● **Provided material**
+-------+

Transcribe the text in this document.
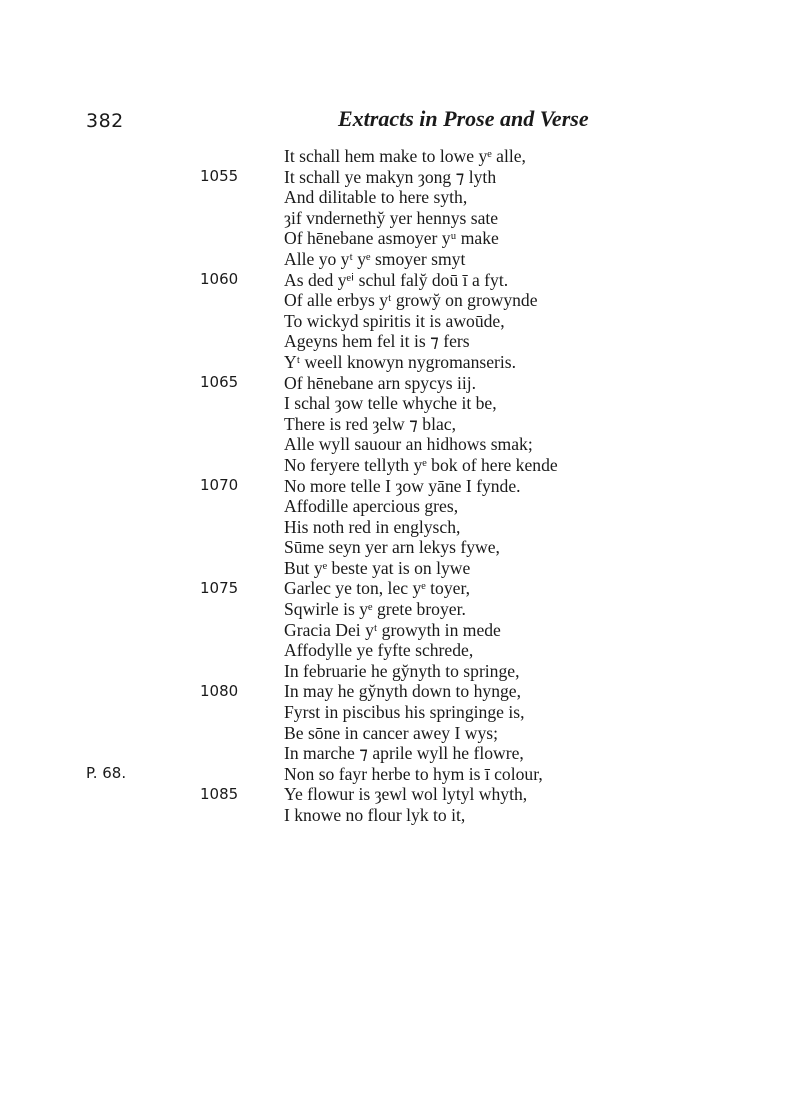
382	Extracts in Prose and Verse
It schall hem make to lowe yᵉ alle,
It schall ye makyn ȝong ⁊ lyth
And dilitable to here syth,
ȝif vndernethy̆ yer hennys sate
Of hēnebane asmoyer yᵘ make
Alle yo yᵗ yᵉ smoyer smyt
As ded yᵉⁱ schul faly̆ doū ī a fyt.
Of alle erbys yᵗ growy̆ on growynde
To wickyd spiritis it is awoūde,
Ageyns hem fel it is ⁊ fers
Yᵗ weell knowyn nygromanseris.
Of hēnebane arn spycys iij.
I schal ȝow telle whyche it be,
There is red ȝelw ⁊ blac,
Alle wyll sauour an hidhows smak;
No feryere tellyth yᵉ bok of here kende
No more telle I ȝow yāne I fynde.
Affodille apercious gres,
His noth red in englysch,
Sūme seyn yer arn lekys fywe,
But yᵉ beste yat is on lywe
Garlec ye ton, lec yᵉ toyer,
Sqwirle is yᵉ grete broyer.
Gracia Dei yᵗ growyth in mede
Affodylle ye fyfte schrede,
In februarie he gy̆nyth to springe,
In may he gy̆nyth down to hynge,
Fyrst in piscibus his springinge is,
Be sōne in cancer awey I wys;
In marche ⁊ aprile wyll he flowre,
Non so fayr herbe to hym is ī colour,
Ye flowur is ȝewl wol lytyl whyth,
I knowe no flour lyk to it,
1055
1060
1065
1070
1075
1080
1085
P. 68.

+-------+

● **Goal**
Quote every record above exactly, omitting any pictures they contain.

● **Complete response**
Transcribe the text in this document.
382	Extracts in Prose and Verse
It schall hem make to lowe yᵉ alle,
It schall ye makyn ȝong ⁊ lyth
And dilitable to here syth,
ȝif vndernethy̆ yer hennys sate
Of hēnebane asmoyer yᵘ make
Alle yo yᵗ yᵉ smoyer smyt
As ded yᵉⁱ schul faly̆ doū ī a fyt.
Of alle erbys yᵗ growy̆ on growynde
To wickyd spiritis it is awoūde,
Ageyns hem fel it is ⁊ fers
Yᵗ weell knowyn nygromanseris.
Of hēnebane arn spycys iij.
I schal ȝow telle whyche it be,
There is red ȝelw ⁊ blac,
Alle wyll sauour an hidhows smak;
No feryere tellyth yᵉ bok of here kende
No more telle I ȝow yāne I fynde.
Affodille apercious gres,
His noth red in englysch,
Sūme seyn yer arn lekys fywe,
But yᵉ beste yat is on lywe
Garlec ye ton, lec yᵉ toyer,
Sqwirle is yᵉ grete broyer.
Gracia Dei yᵗ growyth in mede
Affodylle ye fyfte schrede,
In februarie he gy̆nyth to springe,
In may he gy̆nyth down to hynge,
Fyrst in piscibus his springinge is,
Be sōne in cancer awey I wys;
In marche ⁊ aprile wyll he flowre,
Non so fayr herbe to hym is ī colour,
Ye flowur is ȝewl wol lytyl whyth,
I knowe no flour lyk to it,
1055
1060
1065
1070
1075
1080
1085
P. 68.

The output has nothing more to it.